> [Problem details]:
Find out how many lines of the material contain the string "content" and give only that figure.
#### Information supplied ####
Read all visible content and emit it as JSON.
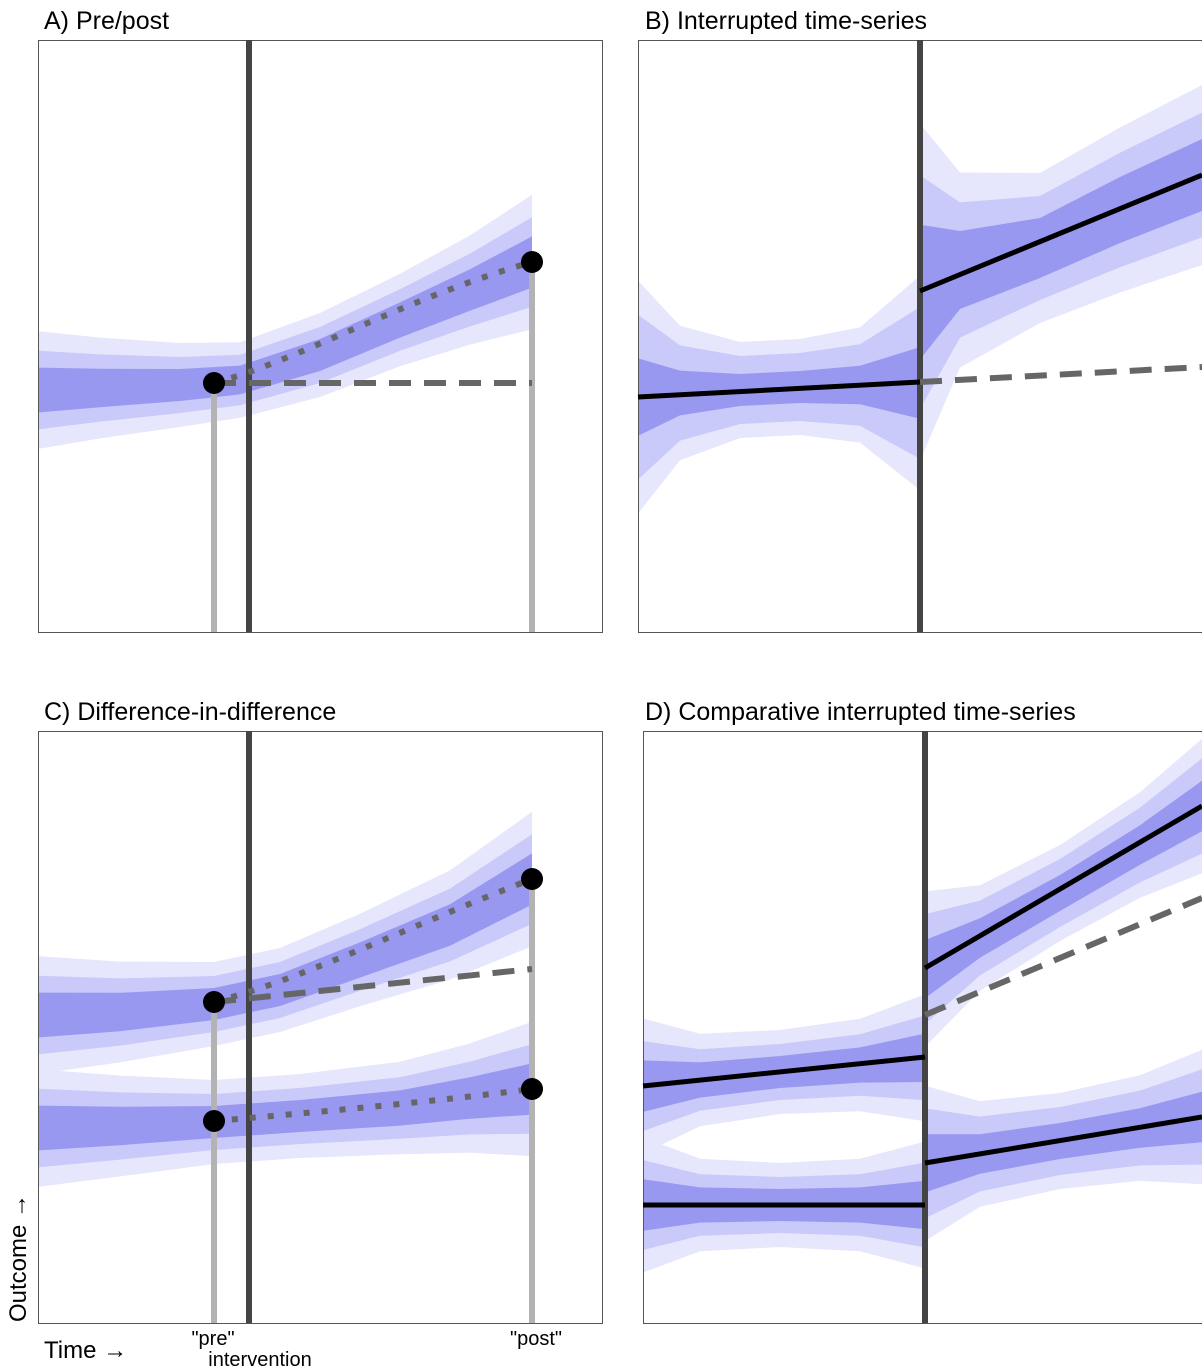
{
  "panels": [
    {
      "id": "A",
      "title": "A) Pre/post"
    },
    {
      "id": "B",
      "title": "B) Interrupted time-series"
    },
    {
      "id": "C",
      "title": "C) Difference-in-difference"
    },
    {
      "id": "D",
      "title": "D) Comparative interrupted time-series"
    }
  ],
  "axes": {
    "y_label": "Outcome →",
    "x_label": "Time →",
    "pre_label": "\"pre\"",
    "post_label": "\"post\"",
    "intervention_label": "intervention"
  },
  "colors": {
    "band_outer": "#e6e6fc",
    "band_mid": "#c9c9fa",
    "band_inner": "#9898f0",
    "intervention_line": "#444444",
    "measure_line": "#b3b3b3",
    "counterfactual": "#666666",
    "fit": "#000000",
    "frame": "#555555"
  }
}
####
#### Information supplied ####
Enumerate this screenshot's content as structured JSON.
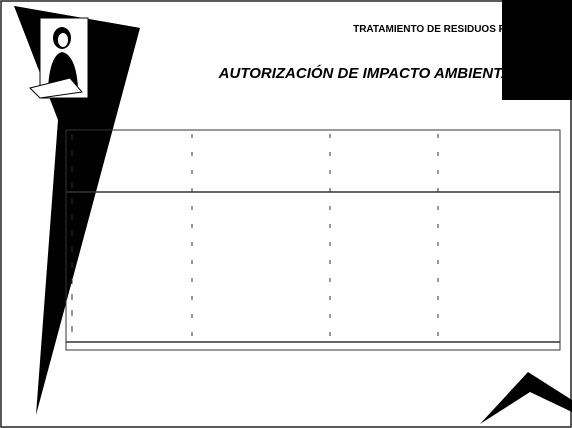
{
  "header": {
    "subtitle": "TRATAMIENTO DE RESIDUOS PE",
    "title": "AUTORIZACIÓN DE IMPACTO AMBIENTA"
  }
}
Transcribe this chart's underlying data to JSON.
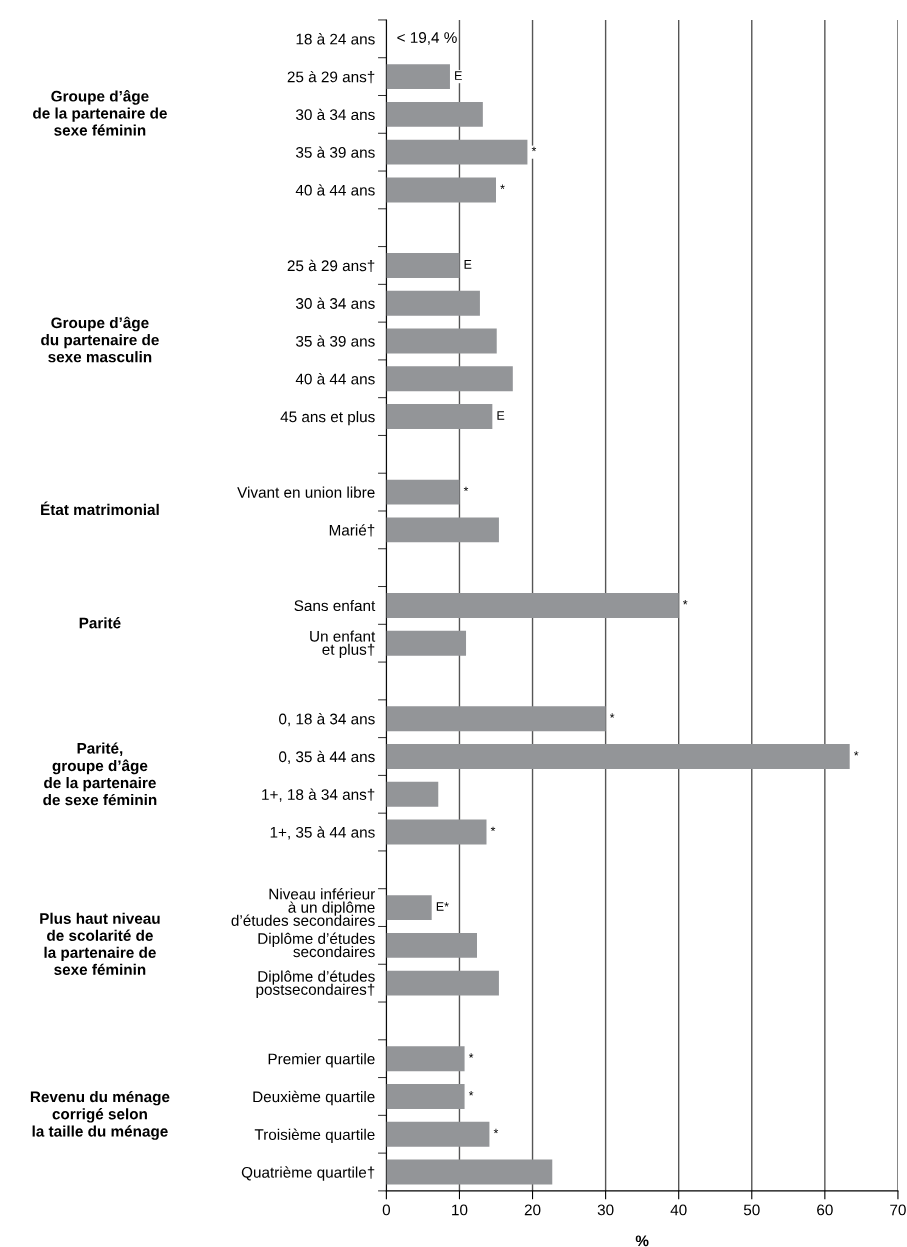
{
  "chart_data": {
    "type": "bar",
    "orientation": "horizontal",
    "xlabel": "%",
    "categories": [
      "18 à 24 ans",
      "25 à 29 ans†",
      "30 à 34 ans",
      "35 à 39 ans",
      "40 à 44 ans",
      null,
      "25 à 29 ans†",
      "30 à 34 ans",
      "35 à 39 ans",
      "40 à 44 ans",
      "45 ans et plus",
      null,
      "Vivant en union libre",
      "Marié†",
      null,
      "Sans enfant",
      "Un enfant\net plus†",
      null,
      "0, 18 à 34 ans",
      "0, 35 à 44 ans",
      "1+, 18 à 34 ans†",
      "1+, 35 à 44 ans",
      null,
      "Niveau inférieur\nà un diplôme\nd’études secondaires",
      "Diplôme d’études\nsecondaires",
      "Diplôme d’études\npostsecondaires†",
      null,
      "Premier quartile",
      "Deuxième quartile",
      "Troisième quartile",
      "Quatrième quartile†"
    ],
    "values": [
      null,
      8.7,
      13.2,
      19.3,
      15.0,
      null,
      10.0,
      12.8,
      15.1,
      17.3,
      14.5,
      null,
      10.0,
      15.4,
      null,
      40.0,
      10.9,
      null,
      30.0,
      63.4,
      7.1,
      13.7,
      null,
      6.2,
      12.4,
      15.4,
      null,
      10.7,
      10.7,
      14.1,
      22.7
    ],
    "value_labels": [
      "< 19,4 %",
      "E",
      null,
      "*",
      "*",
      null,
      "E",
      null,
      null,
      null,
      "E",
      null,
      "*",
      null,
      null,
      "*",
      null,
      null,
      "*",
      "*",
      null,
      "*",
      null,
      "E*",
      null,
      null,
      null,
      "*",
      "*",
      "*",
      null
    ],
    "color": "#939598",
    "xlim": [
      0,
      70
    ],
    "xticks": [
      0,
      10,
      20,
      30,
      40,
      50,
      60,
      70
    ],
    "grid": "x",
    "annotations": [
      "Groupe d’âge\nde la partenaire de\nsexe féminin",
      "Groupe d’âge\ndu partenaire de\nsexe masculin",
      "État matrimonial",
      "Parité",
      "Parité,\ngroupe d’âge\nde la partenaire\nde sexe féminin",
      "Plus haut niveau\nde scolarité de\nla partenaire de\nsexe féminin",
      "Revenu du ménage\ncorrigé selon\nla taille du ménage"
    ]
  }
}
####
> [Task output]:
2